----- INPUT MATERIAL -----

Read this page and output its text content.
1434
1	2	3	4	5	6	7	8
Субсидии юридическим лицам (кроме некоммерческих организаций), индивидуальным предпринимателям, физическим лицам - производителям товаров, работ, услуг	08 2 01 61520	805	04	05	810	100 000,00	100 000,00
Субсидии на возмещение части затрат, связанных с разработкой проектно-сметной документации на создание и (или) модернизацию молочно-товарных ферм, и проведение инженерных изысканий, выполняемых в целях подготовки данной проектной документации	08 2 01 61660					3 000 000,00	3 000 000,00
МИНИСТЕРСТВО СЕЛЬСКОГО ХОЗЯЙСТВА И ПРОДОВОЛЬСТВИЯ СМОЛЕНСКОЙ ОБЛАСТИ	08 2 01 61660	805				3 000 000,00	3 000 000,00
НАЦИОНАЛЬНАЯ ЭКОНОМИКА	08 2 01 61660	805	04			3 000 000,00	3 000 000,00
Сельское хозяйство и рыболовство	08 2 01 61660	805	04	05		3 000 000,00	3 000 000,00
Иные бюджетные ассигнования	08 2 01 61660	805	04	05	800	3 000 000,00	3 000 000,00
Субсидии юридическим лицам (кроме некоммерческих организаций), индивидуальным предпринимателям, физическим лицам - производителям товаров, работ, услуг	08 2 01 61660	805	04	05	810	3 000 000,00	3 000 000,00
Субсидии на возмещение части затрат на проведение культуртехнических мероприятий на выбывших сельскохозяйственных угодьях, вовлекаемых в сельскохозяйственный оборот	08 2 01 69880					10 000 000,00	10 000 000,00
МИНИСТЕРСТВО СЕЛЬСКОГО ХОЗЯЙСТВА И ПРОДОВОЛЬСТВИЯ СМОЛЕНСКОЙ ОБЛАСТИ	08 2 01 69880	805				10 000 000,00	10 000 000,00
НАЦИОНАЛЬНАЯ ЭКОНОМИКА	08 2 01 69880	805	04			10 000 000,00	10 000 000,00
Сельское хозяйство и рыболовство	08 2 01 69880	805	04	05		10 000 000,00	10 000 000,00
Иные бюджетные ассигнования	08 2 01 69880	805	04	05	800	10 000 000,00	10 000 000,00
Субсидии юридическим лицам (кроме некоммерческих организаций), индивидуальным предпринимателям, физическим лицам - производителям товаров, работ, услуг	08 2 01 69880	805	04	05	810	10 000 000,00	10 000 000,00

-----

GIVEN INSTRUCTION
Copy every line above that includes the string "хозяйство".

WRITTEN RESPONSE
Сельское хозяйство и рыболовство	08 2 01 61660	805	04	05		3 000 000,00	3 000 000,00
Сельское хозяйство и рыболовство	08 2 01 69880	805	04	05		10 000 000,00	10 000 000,00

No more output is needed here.